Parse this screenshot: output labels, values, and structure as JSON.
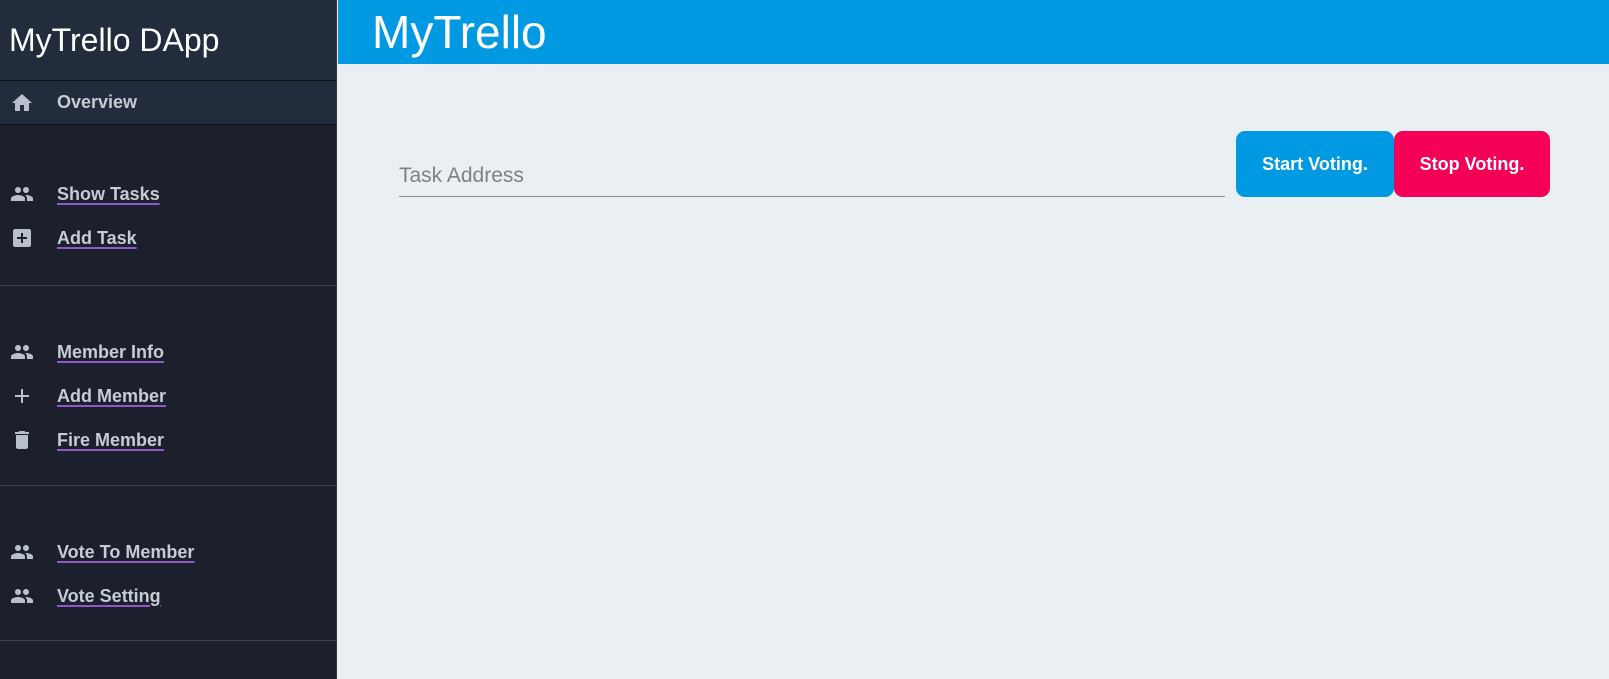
{
  "sidebar": {
    "brand": "MyTrello DApp",
    "overview": {
      "label": "Overview",
      "icon": "home-icon"
    },
    "groups": [
      {
        "items": [
          {
            "label": "Show Tasks",
            "icon": "people-icon"
          },
          {
            "label": "Add Task",
            "icon": "add-box-icon"
          }
        ]
      },
      {
        "items": [
          {
            "label": "Member Info",
            "icon": "people-icon"
          },
          {
            "label": "Add Member",
            "icon": "plus-icon"
          },
          {
            "label": "Fire Member",
            "icon": "trash-icon"
          }
        ]
      },
      {
        "items": [
          {
            "label": "Vote To Member",
            "icon": "people-icon"
          },
          {
            "label": "Vote Setting",
            "icon": "people-icon"
          }
        ]
      }
    ]
  },
  "header": {
    "title": "MyTrello"
  },
  "main": {
    "task_address": {
      "placeholder": "Task Address",
      "value": ""
    },
    "start_label": "Start Voting.",
    "stop_label": "Stop Voting."
  },
  "colors": {
    "accent": "#0299e3",
    "danger": "#f50057",
    "sidebar_bg": "#1b202c",
    "content_bg": "#e9eff2"
  }
}
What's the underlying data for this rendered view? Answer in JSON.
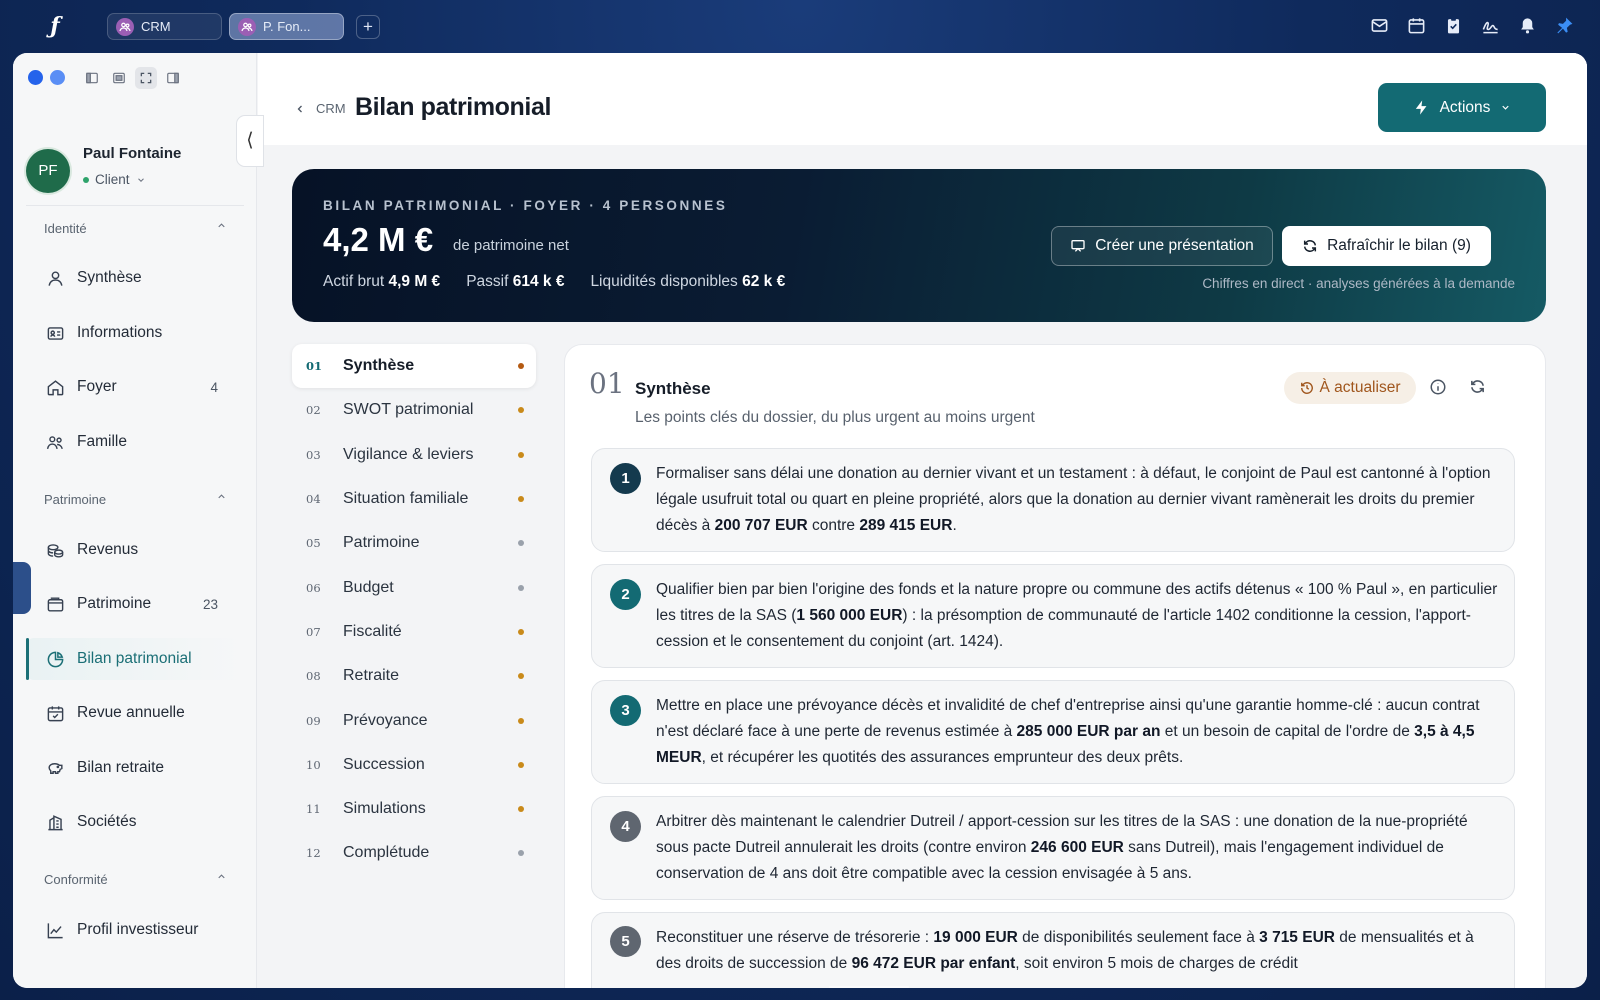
{
  "topbar": {
    "tabs": [
      {
        "label": "CRM"
      },
      {
        "label": "P. Fon..."
      }
    ],
    "new_tab": "+"
  },
  "sidebar": {
    "collapse_glyph": "⟨",
    "profile": {
      "initials": "PF",
      "name": "Paul Fontaine",
      "role": "Client"
    },
    "sections": {
      "identite": "Identité",
      "patrimoine": "Patrimoine",
      "conformite": "Conformité"
    },
    "items": [
      {
        "label": "Synthèse",
        "count": ""
      },
      {
        "label": "Informations",
        "count": ""
      },
      {
        "label": "Foyer",
        "count": "4"
      },
      {
        "label": "Famille",
        "count": ""
      },
      {
        "label": "Revenus",
        "count": ""
      },
      {
        "label": "Patrimoine",
        "count": "23"
      },
      {
        "label": "Bilan patrimonial",
        "count": ""
      },
      {
        "label": "Revue annuelle",
        "count": ""
      },
      {
        "label": "Bilan retraite",
        "count": ""
      },
      {
        "label": "Sociétés",
        "count": ""
      },
      {
        "label": "Profil investisseur",
        "count": ""
      }
    ]
  },
  "header": {
    "breadcrumb": "CRM",
    "title": "Bilan patrimonial",
    "actions_label": "Actions"
  },
  "hero": {
    "kicker": "BILAN PATRIMONIAL · FOYER · 4 PERSONNES",
    "amount": "4,2 M €",
    "amount_sub": "de patrimoine net",
    "stats": [
      {
        "label": "Actif brut",
        "value": "4,9 M €"
      },
      {
        "label": "Passif",
        "value": "614 k €"
      },
      {
        "label": "Liquidités disponibles",
        "value": "62 k €"
      }
    ],
    "btn_present": "Créer une présentation",
    "btn_refresh": "Rafraîchir le bilan (9)",
    "note": "Chiffres en direct · analyses générées à la demande"
  },
  "toc": [
    {
      "num": "01",
      "label": "Synthèse",
      "dot": "#b45a12"
    },
    {
      "num": "02",
      "label": "SWOT patrimonial",
      "dot": "#c98a1a"
    },
    {
      "num": "03",
      "label": "Vigilance & leviers",
      "dot": "#c98a1a"
    },
    {
      "num": "04",
      "label": "Situation familiale",
      "dot": "#c98a1a"
    },
    {
      "num": "05",
      "label": "Patrimoine",
      "dot": "#9aa1ab"
    },
    {
      "num": "06",
      "label": "Budget",
      "dot": "#9aa1ab"
    },
    {
      "num": "07",
      "label": "Fiscalité",
      "dot": "#c98a1a"
    },
    {
      "num": "08",
      "label": "Retraite",
      "dot": "#c98a1a"
    },
    {
      "num": "09",
      "label": "Prévoyance",
      "dot": "#c98a1a"
    },
    {
      "num": "10",
      "label": "Succession",
      "dot": "#c98a1a"
    },
    {
      "num": "11",
      "label": "Simulations",
      "dot": "#c98a1a"
    },
    {
      "num": "12",
      "label": "Complétude",
      "dot": "#9aa1ab"
    }
  ],
  "panel": {
    "num": "01",
    "title": "Synthèse",
    "subtitle": "Les points clés du dossier, du plus urgent au moins urgent",
    "badge": "À actualiser",
    "cards": [
      {
        "n": "1",
        "color": "#143a4e",
        "parts": [
          {
            "t": "Formaliser sans délai une donation au dernier vivant et un testament : à défaut, le conjoint de Paul est cantonné à l'option légale usufruit total ou quart en pleine propriété, alors que la donation au dernier vivant ramènerait les droits du premier décès à "
          },
          {
            "t": "200 707 EUR",
            "b": true
          },
          {
            "t": " contre "
          },
          {
            "t": "289 415 EUR",
            "b": true
          },
          {
            "t": "."
          }
        ]
      },
      {
        "n": "2",
        "color": "#136a73",
        "parts": [
          {
            "t": "Qualifier bien par bien l'origine des fonds et la nature propre ou commune des actifs détenus « 100 % Paul », en particulier les titres de la SAS ("
          },
          {
            "t": "1 560 000 EUR",
            "b": true
          },
          {
            "t": ") : la présomption de communauté de l'article 1402 conditionne la cession, l'apport-cession et le consentement du conjoint (art. 1424)."
          }
        ]
      },
      {
        "n": "3",
        "color": "#136a73",
        "parts": [
          {
            "t": "Mettre en place une prévoyance décès et invalidité de chef d'entreprise ainsi qu'une garantie homme-clé : aucun contrat n'est déclaré face à une perte de revenus estimée à "
          },
          {
            "t": "285 000 EUR par an",
            "b": true
          },
          {
            "t": " et un besoin de capital de l'ordre de "
          },
          {
            "t": "3,5 à 4,5 MEUR",
            "b": true
          },
          {
            "t": ", et récupérer les quotités des assurances emprunteur des deux prêts."
          }
        ]
      },
      {
        "n": "4",
        "color": "#5f6670",
        "parts": [
          {
            "t": "Arbitrer dès maintenant le calendrier Dutreil / apport-cession sur les titres de la SAS : une donation de la nue-propriété sous pacte Dutreil annulerait les droits (contre environ "
          },
          {
            "t": "246 600 EUR",
            "b": true
          },
          {
            "t": " sans Dutreil), mais l'engagement individuel de conservation de 4 ans doit être compatible avec la cession envisagée à 5 ans."
          }
        ]
      },
      {
        "n": "5",
        "color": "#5f6670",
        "parts": [
          {
            "t": "Reconstituer une réserve de trésorerie : "
          },
          {
            "t": "19 000 EUR",
            "b": true
          },
          {
            "t": " de disponibilités seulement face à "
          },
          {
            "t": "3 715 EUR",
            "b": true
          },
          {
            "t": " de mensualités et à des droits de succession de "
          },
          {
            "t": "96 472 EUR par enfant",
            "b": true
          },
          {
            "t": ", soit environ 5 mois de charges de crédit"
          }
        ]
      }
    ]
  }
}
▬▬▬▬▬▬▬▬▬▬
WORK TO DO - In the listing, find each line with the string "face" and copy it.

OUTPUT FOR THIS EXERCISE -
            "t": "Mettre en place une prévoyance décès et invalidité de chef d'entreprise ainsi qu'une garantie homme-clé : aucun contrat n'est déclaré face à une perte de revenus estimée à "
            "t": " de disponibilités seulement face à "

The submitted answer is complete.